## LISTED RECORDS
** Start **
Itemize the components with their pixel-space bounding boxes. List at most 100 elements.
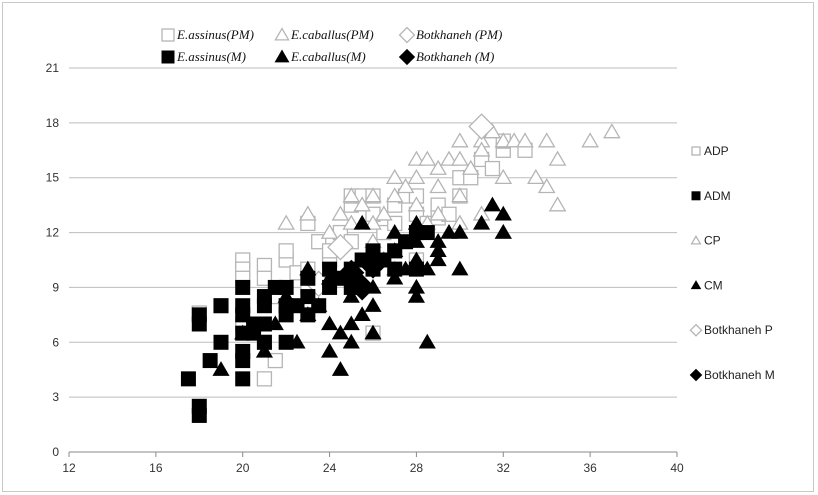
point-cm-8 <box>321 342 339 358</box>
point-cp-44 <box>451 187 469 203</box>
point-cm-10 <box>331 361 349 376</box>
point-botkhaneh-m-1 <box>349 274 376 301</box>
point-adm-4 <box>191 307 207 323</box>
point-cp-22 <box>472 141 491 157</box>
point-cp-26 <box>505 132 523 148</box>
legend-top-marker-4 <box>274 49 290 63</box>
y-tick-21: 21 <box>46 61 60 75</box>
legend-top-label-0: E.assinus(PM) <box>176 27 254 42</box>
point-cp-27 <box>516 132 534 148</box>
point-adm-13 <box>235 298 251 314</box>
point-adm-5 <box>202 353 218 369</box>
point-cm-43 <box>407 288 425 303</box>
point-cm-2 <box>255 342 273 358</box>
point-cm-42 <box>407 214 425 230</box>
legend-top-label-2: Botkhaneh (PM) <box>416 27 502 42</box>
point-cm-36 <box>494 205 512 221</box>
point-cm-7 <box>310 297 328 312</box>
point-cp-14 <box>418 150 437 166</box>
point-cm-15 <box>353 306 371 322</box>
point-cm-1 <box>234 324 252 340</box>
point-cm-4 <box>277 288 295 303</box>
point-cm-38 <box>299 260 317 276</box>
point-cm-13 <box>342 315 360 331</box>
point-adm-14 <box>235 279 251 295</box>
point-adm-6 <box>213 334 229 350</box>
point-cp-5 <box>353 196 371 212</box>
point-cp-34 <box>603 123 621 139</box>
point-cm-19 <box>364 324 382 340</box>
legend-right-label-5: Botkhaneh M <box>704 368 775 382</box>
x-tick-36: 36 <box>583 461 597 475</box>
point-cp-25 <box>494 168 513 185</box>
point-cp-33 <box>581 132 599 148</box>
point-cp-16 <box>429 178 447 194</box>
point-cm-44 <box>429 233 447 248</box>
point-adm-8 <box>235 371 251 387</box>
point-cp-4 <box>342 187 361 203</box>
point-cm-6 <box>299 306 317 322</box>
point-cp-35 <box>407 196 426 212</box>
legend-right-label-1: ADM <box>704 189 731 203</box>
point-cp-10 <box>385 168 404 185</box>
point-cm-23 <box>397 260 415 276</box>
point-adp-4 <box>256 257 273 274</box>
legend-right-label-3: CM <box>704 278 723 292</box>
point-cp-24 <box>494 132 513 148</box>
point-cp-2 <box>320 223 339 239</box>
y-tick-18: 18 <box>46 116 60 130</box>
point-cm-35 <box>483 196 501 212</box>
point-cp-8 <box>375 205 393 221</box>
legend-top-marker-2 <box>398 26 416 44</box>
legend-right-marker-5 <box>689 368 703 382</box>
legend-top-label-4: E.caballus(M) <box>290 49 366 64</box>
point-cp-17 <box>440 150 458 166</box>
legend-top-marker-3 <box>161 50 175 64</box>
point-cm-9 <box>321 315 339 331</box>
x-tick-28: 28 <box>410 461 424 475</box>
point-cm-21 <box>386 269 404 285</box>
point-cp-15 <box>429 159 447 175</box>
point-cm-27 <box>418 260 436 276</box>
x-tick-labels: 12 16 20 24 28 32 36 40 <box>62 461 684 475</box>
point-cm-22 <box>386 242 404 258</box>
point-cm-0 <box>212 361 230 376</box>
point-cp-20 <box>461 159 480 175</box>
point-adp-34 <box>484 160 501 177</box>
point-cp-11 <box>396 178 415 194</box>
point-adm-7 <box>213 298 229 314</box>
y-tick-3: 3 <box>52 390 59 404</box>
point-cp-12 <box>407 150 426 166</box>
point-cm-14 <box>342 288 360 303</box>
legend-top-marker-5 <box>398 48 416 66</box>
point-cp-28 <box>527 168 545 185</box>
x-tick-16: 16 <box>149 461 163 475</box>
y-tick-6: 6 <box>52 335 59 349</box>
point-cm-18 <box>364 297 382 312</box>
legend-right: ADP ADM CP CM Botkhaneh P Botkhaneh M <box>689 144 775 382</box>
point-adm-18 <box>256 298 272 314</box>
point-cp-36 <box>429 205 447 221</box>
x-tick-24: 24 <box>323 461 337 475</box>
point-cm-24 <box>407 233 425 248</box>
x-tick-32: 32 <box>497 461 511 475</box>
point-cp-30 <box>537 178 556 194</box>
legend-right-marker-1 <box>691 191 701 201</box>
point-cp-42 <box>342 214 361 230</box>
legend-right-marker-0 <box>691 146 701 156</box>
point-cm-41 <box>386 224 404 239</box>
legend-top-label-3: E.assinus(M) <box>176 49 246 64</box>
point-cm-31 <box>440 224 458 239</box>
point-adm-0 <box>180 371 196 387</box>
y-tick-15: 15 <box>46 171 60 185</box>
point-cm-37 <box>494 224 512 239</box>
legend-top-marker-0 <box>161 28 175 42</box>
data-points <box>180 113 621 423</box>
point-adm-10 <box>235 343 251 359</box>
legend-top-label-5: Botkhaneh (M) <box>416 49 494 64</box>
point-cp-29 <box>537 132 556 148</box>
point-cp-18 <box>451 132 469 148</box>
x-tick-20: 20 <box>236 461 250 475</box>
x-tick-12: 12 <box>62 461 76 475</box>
** End **
## AIM OF THE EXERCISE
Please reproduce all of the entries above word for word, omitting the picture lines.

## OUTPUT
Itemize the components with their pixel-space bounding boxes. List at most 100 elements.
point-cm-8 <box>321 342 339 358</box>
point-cp-44 <box>451 187 469 203</box>
point-cm-10 <box>331 361 349 376</box>
point-botkhaneh-m-1 <box>349 274 376 301</box>
point-adm-4 <box>191 307 207 323</box>
point-cp-22 <box>472 141 491 157</box>
point-cp-26 <box>505 132 523 148</box>
legend-top-marker-4 <box>274 49 290 63</box>
y-tick-21: 21 <box>46 61 60 75</box>
legend-top-label-0: E.assinus(PM) <box>176 27 254 42</box>
point-cp-27 <box>516 132 534 148</box>
point-adm-13 <box>235 298 251 314</box>
point-adm-5 <box>202 353 218 369</box>
point-cm-43 <box>407 288 425 303</box>
point-cm-2 <box>255 342 273 358</box>
point-cm-42 <box>407 214 425 230</box>
legend-top-label-2: Botkhaneh (PM) <box>416 27 502 42</box>
point-cm-36 <box>494 205 512 221</box>
point-cm-7 <box>310 297 328 312</box>
point-cp-14 <box>418 150 437 166</box>
point-cm-15 <box>353 306 371 322</box>
point-cm-1 <box>234 324 252 340</box>
point-cm-4 <box>277 288 295 303</box>
point-cm-38 <box>299 260 317 276</box>
point-cm-13 <box>342 315 360 331</box>
point-adm-14 <box>235 279 251 295</box>
point-adm-6 <box>213 334 229 350</box>
point-cp-5 <box>353 196 371 212</box>
point-cp-34 <box>603 123 621 139</box>
point-cm-19 <box>364 324 382 340</box>
legend-right-label-5: Botkhaneh M <box>704 368 775 382</box>
x-tick-36: 36 <box>583 461 597 475</box>
point-cp-25 <box>494 168 513 185</box>
point-cp-33 <box>581 132 599 148</box>
point-cp-16 <box>429 178 447 194</box>
point-cm-44 <box>429 233 447 248</box>
point-adm-8 <box>235 371 251 387</box>
point-cp-4 <box>342 187 361 203</box>
point-cm-6 <box>299 306 317 322</box>
point-cp-35 <box>407 196 426 212</box>
legend-right-label-1: ADM <box>704 189 731 203</box>
point-cp-10 <box>385 168 404 185</box>
point-cm-23 <box>397 260 415 276</box>
point-adp-4 <box>256 257 273 274</box>
legend-right-label-3: CM <box>704 278 723 292</box>
point-cp-24 <box>494 132 513 148</box>
point-cp-2 <box>320 223 339 239</box>
y-tick-18: 18 <box>46 116 60 130</box>
point-cm-35 <box>483 196 501 212</box>
point-cp-8 <box>375 205 393 221</box>
legend-top-marker-2 <box>398 26 416 44</box>
legend-right-marker-5 <box>689 368 703 382</box>
legend-top-label-4: E.caballus(M) <box>290 49 366 64</box>
point-cp-17 <box>440 150 458 166</box>
legend-top-marker-3 <box>161 50 175 64</box>
point-cm-9 <box>321 315 339 331</box>
x-tick-28: 28 <box>410 461 424 475</box>
point-cm-21 <box>386 269 404 285</box>
point-cp-15 <box>429 159 447 175</box>
point-cm-27 <box>418 260 436 276</box>
x-tick-labels: 12 16 20 24 28 32 36 40 <box>62 461 684 475</box>
point-cm-22 <box>386 242 404 258</box>
point-cm-0 <box>212 361 230 376</box>
point-cp-20 <box>461 159 480 175</box>
point-adp-34 <box>484 160 501 177</box>
point-cp-11 <box>396 178 415 194</box>
point-adm-7 <box>213 298 229 314</box>
y-tick-3: 3 <box>52 390 59 404</box>
point-cp-12 <box>407 150 426 166</box>
point-cm-14 <box>342 288 360 303</box>
legend-top-marker-5 <box>398 48 416 66</box>
point-cp-28 <box>527 168 545 185</box>
x-tick-16: 16 <box>149 461 163 475</box>
y-tick-6: 6 <box>52 335 59 349</box>
point-cm-18 <box>364 297 382 312</box>
legend-right: ADP ADM CP CM Botkhaneh P Botkhaneh M <box>689 144 775 382</box>
point-adm-18 <box>256 298 272 314</box>
point-cp-36 <box>429 205 447 221</box>
x-tick-24: 24 <box>323 461 337 475</box>
point-cm-24 <box>407 233 425 248</box>
x-tick-32: 32 <box>497 461 511 475</box>
point-cp-30 <box>537 178 556 194</box>
legend-right-marker-1 <box>691 191 701 201</box>
point-cp-42 <box>342 214 361 230</box>
legend-right-marker-0 <box>691 146 701 156</box>
point-cm-41 <box>386 224 404 239</box>
legend-top-label-3: E.assinus(M) <box>176 49 246 64</box>
point-cm-31 <box>440 224 458 239</box>
point-adm-0 <box>180 371 196 387</box>
y-tick-15: 15 <box>46 171 60 185</box>
point-cm-37 <box>494 224 512 239</box>
legend-top-marker-0 <box>161 28 175 42</box>
data-points <box>180 113 621 423</box>
point-adm-10 <box>235 343 251 359</box>
legend-top-label-5: Botkhaneh (M) <box>416 49 494 64</box>
point-cp-29 <box>537 132 556 148</box>
point-cp-18 <box>451 132 469 148</box>
x-tick-20: 20 <box>236 461 250 475</box>
x-tick-12: 12 <box>62 461 76 475</box>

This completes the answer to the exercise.